_RECORDS PROVIDED_
-.-.-

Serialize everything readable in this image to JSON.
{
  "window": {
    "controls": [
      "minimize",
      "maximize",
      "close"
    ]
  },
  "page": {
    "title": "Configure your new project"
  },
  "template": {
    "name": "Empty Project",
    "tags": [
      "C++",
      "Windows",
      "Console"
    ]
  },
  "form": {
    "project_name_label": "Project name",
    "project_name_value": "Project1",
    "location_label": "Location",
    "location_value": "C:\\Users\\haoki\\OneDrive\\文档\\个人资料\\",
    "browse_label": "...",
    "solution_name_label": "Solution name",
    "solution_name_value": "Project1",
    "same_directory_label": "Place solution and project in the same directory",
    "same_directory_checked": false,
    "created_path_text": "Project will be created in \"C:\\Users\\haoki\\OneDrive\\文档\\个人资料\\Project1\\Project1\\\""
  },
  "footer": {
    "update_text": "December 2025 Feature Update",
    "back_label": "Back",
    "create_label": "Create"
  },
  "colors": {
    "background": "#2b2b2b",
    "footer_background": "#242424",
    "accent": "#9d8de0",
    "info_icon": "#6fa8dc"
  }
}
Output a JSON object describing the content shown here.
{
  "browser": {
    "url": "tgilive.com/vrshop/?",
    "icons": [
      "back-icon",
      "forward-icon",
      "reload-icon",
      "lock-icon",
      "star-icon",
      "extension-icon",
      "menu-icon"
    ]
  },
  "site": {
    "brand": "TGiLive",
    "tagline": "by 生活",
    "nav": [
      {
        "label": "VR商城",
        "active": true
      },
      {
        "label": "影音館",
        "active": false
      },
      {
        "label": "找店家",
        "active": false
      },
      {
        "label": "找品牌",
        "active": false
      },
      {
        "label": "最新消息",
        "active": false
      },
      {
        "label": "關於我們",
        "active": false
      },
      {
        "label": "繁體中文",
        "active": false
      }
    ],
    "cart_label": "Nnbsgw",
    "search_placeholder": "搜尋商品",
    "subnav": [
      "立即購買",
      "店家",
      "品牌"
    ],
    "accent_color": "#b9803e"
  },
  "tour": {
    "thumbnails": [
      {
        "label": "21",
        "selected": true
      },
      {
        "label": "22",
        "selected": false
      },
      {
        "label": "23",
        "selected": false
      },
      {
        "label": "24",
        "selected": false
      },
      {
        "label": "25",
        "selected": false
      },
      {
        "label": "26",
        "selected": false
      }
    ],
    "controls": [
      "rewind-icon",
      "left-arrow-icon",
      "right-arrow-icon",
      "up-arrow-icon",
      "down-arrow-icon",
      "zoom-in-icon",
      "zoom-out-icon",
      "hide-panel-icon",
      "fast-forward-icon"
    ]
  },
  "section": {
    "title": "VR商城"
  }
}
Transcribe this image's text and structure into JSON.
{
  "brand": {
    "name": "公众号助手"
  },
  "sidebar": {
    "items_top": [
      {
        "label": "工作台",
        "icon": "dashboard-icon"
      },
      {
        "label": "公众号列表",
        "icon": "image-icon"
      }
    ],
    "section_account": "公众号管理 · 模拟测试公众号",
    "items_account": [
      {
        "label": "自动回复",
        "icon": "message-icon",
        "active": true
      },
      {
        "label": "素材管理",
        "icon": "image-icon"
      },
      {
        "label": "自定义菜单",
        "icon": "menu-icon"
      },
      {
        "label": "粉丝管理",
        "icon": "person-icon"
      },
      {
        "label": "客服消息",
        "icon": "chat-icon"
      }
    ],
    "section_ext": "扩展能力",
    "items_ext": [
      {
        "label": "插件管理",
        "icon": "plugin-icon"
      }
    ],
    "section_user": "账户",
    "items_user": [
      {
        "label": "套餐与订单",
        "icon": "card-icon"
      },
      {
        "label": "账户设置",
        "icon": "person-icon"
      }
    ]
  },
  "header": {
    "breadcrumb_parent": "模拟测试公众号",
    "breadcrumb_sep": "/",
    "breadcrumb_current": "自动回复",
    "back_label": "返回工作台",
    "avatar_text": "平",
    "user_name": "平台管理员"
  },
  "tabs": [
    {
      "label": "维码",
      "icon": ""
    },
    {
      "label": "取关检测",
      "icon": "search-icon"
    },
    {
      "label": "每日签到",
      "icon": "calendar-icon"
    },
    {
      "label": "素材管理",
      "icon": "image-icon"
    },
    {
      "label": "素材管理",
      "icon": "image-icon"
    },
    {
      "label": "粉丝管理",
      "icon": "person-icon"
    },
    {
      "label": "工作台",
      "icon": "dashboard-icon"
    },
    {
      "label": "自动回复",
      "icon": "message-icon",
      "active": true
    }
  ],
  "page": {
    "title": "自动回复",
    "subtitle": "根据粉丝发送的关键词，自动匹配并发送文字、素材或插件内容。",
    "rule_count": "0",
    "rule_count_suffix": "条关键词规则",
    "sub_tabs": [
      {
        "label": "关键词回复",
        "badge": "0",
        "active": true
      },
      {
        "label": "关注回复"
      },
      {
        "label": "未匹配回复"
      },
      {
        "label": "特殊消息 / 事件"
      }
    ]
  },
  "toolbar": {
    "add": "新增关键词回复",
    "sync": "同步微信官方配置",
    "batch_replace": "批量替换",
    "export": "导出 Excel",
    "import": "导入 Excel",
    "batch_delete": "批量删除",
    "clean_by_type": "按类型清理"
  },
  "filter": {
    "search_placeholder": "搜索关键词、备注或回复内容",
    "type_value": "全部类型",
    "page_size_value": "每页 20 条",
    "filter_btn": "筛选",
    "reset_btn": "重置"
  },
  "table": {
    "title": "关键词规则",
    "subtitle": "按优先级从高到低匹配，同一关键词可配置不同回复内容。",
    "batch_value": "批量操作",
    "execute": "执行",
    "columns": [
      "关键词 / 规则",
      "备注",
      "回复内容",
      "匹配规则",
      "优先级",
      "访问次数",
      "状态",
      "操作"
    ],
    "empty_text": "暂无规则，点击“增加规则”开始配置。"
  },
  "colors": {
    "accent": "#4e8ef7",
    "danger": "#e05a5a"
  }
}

-.-.-

Write out the listing once more, matching it exactly.

Serialize everything readable in this image to JSON.
{
  "window": {
    "controls": [
      "minimize",
      "maximize",
      "close"
    ]
  },
  "page": {
    "title": "Configure your new project"
  },
  "template": {
    "name": "Empty Project",
    "tags": [
      "C++",
      "Windows",
      "Console"
    ]
  },
  "form": {
    "project_name_label": "Project name",
    "project_name_value": "Project1",
    "location_label": "Location",
    "location_value": "C:\\Users\\haoki\\OneDrive\\文档\\个人资料\\",
    "browse_label": "...",
    "solution_name_label": "Solution name",
    "solution_name_value": "Project1",
    "same_directory_label": "Place solution and project in the same directory",
    "same_directory_checked": false,
    "created_path_text": "Project will be created in \"C:\\Users\\haoki\\OneDrive\\文档\\个人资料\\Project1\\Project1\\\""
  },
  "footer": {
    "update_text": "December 2025 Feature Update",
    "back_label": "Back",
    "create_label": "Create"
  },
  "colors": {
    "background": "#2b2b2b",
    "footer_background": "#242424",
    "accent": "#9d8de0",
    "info_icon": "#6fa8dc"
  }
}
Output a JSON object describing the content shown here.
{
  "browser": {
    "url": "tgilive.com/vrshop/?",
    "icons": [
      "back-icon",
      "forward-icon",
      "reload-icon",
      "lock-icon",
      "star-icon",
      "extension-icon",
      "menu-icon"
    ]
  },
  "site": {
    "brand": "TGiLive",
    "tagline": "by 生活",
    "nav": [
      {
        "label": "VR商城",
        "active": true
      },
      {
        "label": "影音館",
        "active": false
      },
      {
        "label": "找店家",
        "active": false
      },
      {
        "label": "找品牌",
        "active": false
      },
      {
        "label": "最新消息",
        "active": false
      },
      {
        "label": "關於我們",
        "active": false
      },
      {
        "label": "繁體中文",
        "active": false
      }
    ],
    "cart_label": "Nnbsgw",
    "search_placeholder": "搜尋商品",
    "subnav": [
      "立即購買",
      "店家",
      "品牌"
    ],
    "accent_color": "#b9803e"
  },
  "tour": {
    "thumbnails": [
      {
        "label": "21",
        "selected": true
      },
      {
        "label": "22",
        "selected": false
      },
      {
        "label": "23",
        "selected": false
      },
      {
        "label": "24",
        "selected": false
      },
      {
        "label": "25",
        "selected": false
      },
      {
        "label": "26",
        "selected": false
      }
    ],
    "controls": [
      "rewind-icon",
      "left-arrow-icon",
      "right-arrow-icon",
      "up-arrow-icon",
      "down-arrow-icon",
      "zoom-in-icon",
      "zoom-out-icon",
      "hide-panel-icon",
      "fast-forward-icon"
    ]
  },
  "section": {
    "title": "VR商城"
  }
}
Transcribe this image's text and structure into JSON.
{
  "brand": {
    "name": "公众号助手"
  },
  "sidebar": {
    "items_top": [
      {
        "label": "工作台",
        "icon": "dashboard-icon"
      },
      {
        "label": "公众号列表",
        "icon": "image-icon"
      }
    ],
    "section_account": "公众号管理 · 模拟测试公众号",
    "items_account": [
      {
        "label": "自动回复",
        "icon": "message-icon",
        "active": true
      },
      {
        "label": "素材管理",
        "icon": "image-icon"
      },
      {
        "label": "自定义菜单",
        "icon": "menu-icon"
      },
      {
        "label": "粉丝管理",
        "icon": "person-icon"
      },
      {
        "label": "客服消息",
        "icon": "chat-icon"
      }
    ],
    "section_ext": "扩展能力",
    "items_ext": [
      {
        "label": "插件管理",
        "icon": "plugin-icon"
      }
    ],
    "section_user": "账户",
    "items_user": [
      {
        "label": "套餐与订单",
        "icon": "card-icon"
      },
      {
        "label": "账户设置",
        "icon": "person-icon"
      }
    ]
  },
  "header": {
    "breadcrumb_parent": "模拟测试公众号",
    "breadcrumb_sep": "/",
    "breadcrumb_current": "自动回复",
    "back_label": "返回工作台",
    "avatar_text": "平",
    "user_name": "平台管理员"
  },
  "tabs": [
    {
      "label": "维码",
      "icon": ""
    },
    {
      "label": "取关检测",
      "icon": "search-icon"
    },
    {
      "label": "每日签到",
      "icon": "calendar-icon"
    },
    {
      "label": "素材管理",
      "icon": "image-icon"
    },
    {
      "label": "素材管理",
      "icon": "image-icon"
    },
    {
      "label": "粉丝管理",
      "icon": "person-icon"
    },
    {
      "label": "工作台",
      "icon": "dashboard-icon"
    },
    {
      "label": "自动回复",
      "icon": "message-icon",
      "active": true
    }
  ],
  "page": {
    "title": "自动回复",
    "subtitle": "根据粉丝发送的关键词，自动匹配并发送文字、素材或插件内容。",
    "rule_count": "0",
    "rule_count_suffix": "条关键词规则",
    "sub_tabs": [
      {
        "label": "关键词回复",
        "badge": "0",
        "active": true
      },
      {
        "label": "关注回复"
      },
      {
        "label": "未匹配回复"
      },
      {
        "label": "特殊消息 / 事件"
      }
    ]
  },
  "toolbar": {
    "add": "新增关键词回复",
    "sync": "同步微信官方配置",
    "batch_replace": "批量替换",
    "export": "导出 Excel",
    "import": "导入 Excel",
    "batch_delete": "批量删除",
    "clean_by_type": "按类型清理"
  },
  "filter": {
    "search_placeholder": "搜索关键词、备注或回复内容",
    "type_value": "全部类型",
    "page_size_value": "每页 20 条",
    "filter_btn": "筛选",
    "reset_btn": "重置"
  },
  "table": {
    "title": "关键词规则",
    "subtitle": "按优先级从高到低匹配，同一关键词可配置不同回复内容。",
    "batch_value": "批量操作",
    "execute": "执行",
    "columns": [
      "关键词 / 规则",
      "备注",
      "回复内容",
      "匹配规则",
      "优先级",
      "访问次数",
      "状态",
      "操作"
    ],
    "empty_text": "暂无规则，点击“增加规则”开始配置。"
  },
  "colors": {
    "accent": "#4e8ef7",
    "danger": "#e05a5a"
  }
}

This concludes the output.